_Your goal_
Reproduce the data in its entirety, exactly as supplied.

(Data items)
═══

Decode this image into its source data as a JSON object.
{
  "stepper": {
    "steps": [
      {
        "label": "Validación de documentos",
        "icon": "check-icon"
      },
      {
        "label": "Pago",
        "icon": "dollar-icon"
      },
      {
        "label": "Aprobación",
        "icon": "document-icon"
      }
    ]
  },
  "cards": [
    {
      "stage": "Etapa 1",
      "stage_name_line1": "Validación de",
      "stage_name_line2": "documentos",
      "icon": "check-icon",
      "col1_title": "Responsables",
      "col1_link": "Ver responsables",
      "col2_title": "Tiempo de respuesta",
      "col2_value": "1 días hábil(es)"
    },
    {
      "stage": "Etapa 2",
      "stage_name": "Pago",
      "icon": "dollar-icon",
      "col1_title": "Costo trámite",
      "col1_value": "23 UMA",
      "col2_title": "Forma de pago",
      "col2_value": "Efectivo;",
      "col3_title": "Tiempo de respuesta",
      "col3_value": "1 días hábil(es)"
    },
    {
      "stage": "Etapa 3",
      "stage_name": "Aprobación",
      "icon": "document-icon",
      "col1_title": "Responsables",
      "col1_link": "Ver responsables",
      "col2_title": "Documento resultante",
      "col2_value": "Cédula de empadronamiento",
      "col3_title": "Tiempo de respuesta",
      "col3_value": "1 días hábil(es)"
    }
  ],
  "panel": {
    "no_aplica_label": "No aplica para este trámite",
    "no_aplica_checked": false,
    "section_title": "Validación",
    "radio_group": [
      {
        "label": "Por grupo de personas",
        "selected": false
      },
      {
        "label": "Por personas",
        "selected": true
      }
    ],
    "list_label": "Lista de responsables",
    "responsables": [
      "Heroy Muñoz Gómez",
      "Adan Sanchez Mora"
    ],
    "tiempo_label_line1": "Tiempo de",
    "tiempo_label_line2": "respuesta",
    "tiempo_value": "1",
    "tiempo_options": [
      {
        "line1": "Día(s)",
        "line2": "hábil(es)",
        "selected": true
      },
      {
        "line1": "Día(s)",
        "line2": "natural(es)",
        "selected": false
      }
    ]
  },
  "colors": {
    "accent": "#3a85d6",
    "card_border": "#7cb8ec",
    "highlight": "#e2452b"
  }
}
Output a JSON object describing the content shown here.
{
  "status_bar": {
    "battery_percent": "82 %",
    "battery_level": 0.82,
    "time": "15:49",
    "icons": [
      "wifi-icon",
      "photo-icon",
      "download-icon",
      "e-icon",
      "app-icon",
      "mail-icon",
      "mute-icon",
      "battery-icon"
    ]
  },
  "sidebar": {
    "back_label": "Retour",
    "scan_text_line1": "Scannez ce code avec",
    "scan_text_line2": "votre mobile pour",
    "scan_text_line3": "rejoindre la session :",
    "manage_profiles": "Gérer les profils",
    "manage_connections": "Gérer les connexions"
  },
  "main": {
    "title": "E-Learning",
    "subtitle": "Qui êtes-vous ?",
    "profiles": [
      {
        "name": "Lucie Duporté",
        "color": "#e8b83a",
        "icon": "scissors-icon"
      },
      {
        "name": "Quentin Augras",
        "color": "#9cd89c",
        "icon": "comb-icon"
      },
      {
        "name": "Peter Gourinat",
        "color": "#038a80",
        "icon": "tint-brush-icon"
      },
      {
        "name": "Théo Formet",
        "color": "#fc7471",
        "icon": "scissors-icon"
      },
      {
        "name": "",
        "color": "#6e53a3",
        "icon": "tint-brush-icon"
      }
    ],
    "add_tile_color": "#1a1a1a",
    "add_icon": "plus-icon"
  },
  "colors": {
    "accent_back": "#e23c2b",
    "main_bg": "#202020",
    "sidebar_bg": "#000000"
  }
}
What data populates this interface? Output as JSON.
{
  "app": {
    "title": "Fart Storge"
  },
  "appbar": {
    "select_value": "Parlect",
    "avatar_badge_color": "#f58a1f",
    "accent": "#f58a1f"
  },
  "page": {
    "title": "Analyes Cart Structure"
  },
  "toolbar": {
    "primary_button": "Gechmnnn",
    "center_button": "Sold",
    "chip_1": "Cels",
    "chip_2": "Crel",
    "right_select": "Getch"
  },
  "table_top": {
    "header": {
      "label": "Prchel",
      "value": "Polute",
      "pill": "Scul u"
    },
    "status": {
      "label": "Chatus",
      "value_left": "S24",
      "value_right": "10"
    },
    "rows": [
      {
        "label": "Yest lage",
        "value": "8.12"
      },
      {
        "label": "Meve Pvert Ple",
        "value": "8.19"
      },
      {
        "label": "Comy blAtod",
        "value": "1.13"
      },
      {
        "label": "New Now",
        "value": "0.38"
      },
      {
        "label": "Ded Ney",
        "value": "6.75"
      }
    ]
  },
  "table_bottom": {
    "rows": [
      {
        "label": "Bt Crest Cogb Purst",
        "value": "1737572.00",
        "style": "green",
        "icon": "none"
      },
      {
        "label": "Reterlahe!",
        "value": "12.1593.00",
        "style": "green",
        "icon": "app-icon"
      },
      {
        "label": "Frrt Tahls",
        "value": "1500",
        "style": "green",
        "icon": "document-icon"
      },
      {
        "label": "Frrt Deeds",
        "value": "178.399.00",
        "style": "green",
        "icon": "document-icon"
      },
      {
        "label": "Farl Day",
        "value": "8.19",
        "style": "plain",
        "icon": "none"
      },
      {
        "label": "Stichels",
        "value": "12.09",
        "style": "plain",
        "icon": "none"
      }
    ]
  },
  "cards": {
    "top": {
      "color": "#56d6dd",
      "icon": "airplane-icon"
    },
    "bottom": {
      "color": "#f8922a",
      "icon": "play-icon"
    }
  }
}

═══

_The completed task_
Decode this image into its source data as a JSON object.
{
  "stepper": {
    "steps": [
      {
        "label": "Validación de documentos",
        "icon": "check-icon"
      },
      {
        "label": "Pago",
        "icon": "dollar-icon"
      },
      {
        "label": "Aprobación",
        "icon": "document-icon"
      }
    ]
  },
  "cards": [
    {
      "stage": "Etapa 1",
      "stage_name_line1": "Validación de",
      "stage_name_line2": "documentos",
      "icon": "check-icon",
      "col1_title": "Responsables",
      "col1_link": "Ver responsables",
      "col2_title": "Tiempo de respuesta",
      "col2_value": "1 días hábil(es)"
    },
    {
      "stage": "Etapa 2",
      "stage_name": "Pago",
      "icon": "dollar-icon",
      "col1_title": "Costo trámite",
      "col1_value": "23 UMA",
      "col2_title": "Forma de pago",
      "col2_value": "Efectivo;",
      "col3_title": "Tiempo de respuesta",
      "col3_value": "1 días hábil(es)"
    },
    {
      "stage": "Etapa 3",
      "stage_name": "Aprobación",
      "icon": "document-icon",
      "col1_title": "Responsables",
      "col1_link": "Ver responsables",
      "col2_title": "Documento resultante",
      "col2_value": "Cédula de empadronamiento",
      "col3_title": "Tiempo de respuesta",
      "col3_value": "1 días hábil(es)"
    }
  ],
  "panel": {
    "no_aplica_label": "No aplica para este trámite",
    "no_aplica_checked": false,
    "section_title": "Validación",
    "radio_group": [
      {
        "label": "Por grupo de personas",
        "selected": false
      },
      {
        "label": "Por personas",
        "selected": true
      }
    ],
    "list_label": "Lista de responsables",
    "responsables": [
      "Heroy Muñoz Gómez",
      "Adan Sanchez Mora"
    ],
    "tiempo_label_line1": "Tiempo de",
    "tiempo_label_line2": "respuesta",
    "tiempo_value": "1",
    "tiempo_options": [
      {
        "line1": "Día(s)",
        "line2": "hábil(es)",
        "selected": true
      },
      {
        "line1": "Día(s)",
        "line2": "natural(es)",
        "selected": false
      }
    ]
  },
  "colors": {
    "accent": "#3a85d6",
    "card_border": "#7cb8ec",
    "highlight": "#e2452b"
  }
}
Output a JSON object describing the content shown here.
{
  "status_bar": {
    "battery_percent": "82 %",
    "battery_level": 0.82,
    "time": "15:49",
    "icons": [
      "wifi-icon",
      "photo-icon",
      "download-icon",
      "e-icon",
      "app-icon",
      "mail-icon",
      "mute-icon",
      "battery-icon"
    ]
  },
  "sidebar": {
    "back_label": "Retour",
    "scan_text_line1": "Scannez ce code avec",
    "scan_text_line2": "votre mobile pour",
    "scan_text_line3": "rejoindre la session :",
    "manage_profiles": "Gérer les profils",
    "manage_connections": "Gérer les connexions"
  },
  "main": {
    "title": "E-Learning",
    "subtitle": "Qui êtes-vous ?",
    "profiles": [
      {
        "name": "Lucie Duporté",
        "color": "#e8b83a",
        "icon": "scissors-icon"
      },
      {
        "name": "Quentin Augras",
        "color": "#9cd89c",
        "icon": "comb-icon"
      },
      {
        "name": "Peter Gourinat",
        "color": "#038a80",
        "icon": "tint-brush-icon"
      },
      {
        "name": "Théo Formet",
        "color": "#fc7471",
        "icon": "scissors-icon"
      },
      {
        "name": "",
        "color": "#6e53a3",
        "icon": "tint-brush-icon"
      }
    ],
    "add_tile_color": "#1a1a1a",
    "add_icon": "plus-icon"
  },
  "colors": {
    "accent_back": "#e23c2b",
    "main_bg": "#202020",
    "sidebar_bg": "#000000"
  }
}
What data populates this interface? Output as JSON.
{
  "app": {
    "title": "Fart Storge"
  },
  "appbar": {
    "select_value": "Parlect",
    "avatar_badge_color": "#f58a1f",
    "accent": "#f58a1f"
  },
  "page": {
    "title": "Analyes Cart Structure"
  },
  "toolbar": {
    "primary_button": "Gechmnnn",
    "center_button": "Sold",
    "chip_1": "Cels",
    "chip_2": "Crel",
    "right_select": "Getch"
  },
  "table_top": {
    "header": {
      "label": "Prchel",
      "value": "Polute",
      "pill": "Scul u"
    },
    "status": {
      "label": "Chatus",
      "value_left": "S24",
      "value_right": "10"
    },
    "rows": [
      {
        "label": "Yest lage",
        "value": "8.12"
      },
      {
        "label": "Meve Pvert Ple",
        "value": "8.19"
      },
      {
        "label": "Comy blAtod",
        "value": "1.13"
      },
      {
        "label": "New Now",
        "value": "0.38"
      },
      {
        "label": "Ded Ney",
        "value": "6.75"
      }
    ]
  },
  "table_bottom": {
    "rows": [
      {
        "label": "Bt Crest Cogb Purst",
        "value": "1737572.00",
        "style": "green",
        "icon": "none"
      },
      {
        "label": "Reterlahe!",
        "value": "12.1593.00",
        "style": "green",
        "icon": "app-icon"
      },
      {
        "label": "Frrt Tahls",
        "value": "1500",
        "style": "green",
        "icon": "document-icon"
      },
      {
        "label": "Frrt Deeds",
        "value": "178.399.00",
        "style": "green",
        "icon": "document-icon"
      },
      {
        "label": "Farl Day",
        "value": "8.19",
        "style": "plain",
        "icon": "none"
      },
      {
        "label": "Stichels",
        "value": "12.09",
        "style": "plain",
        "icon": "none"
      }
    ]
  },
  "cards": {
    "top": {
      "color": "#56d6dd",
      "icon": "airplane-icon"
    },
    "bottom": {
      "color": "#f8922a",
      "icon": "play-icon"
    }
  }
}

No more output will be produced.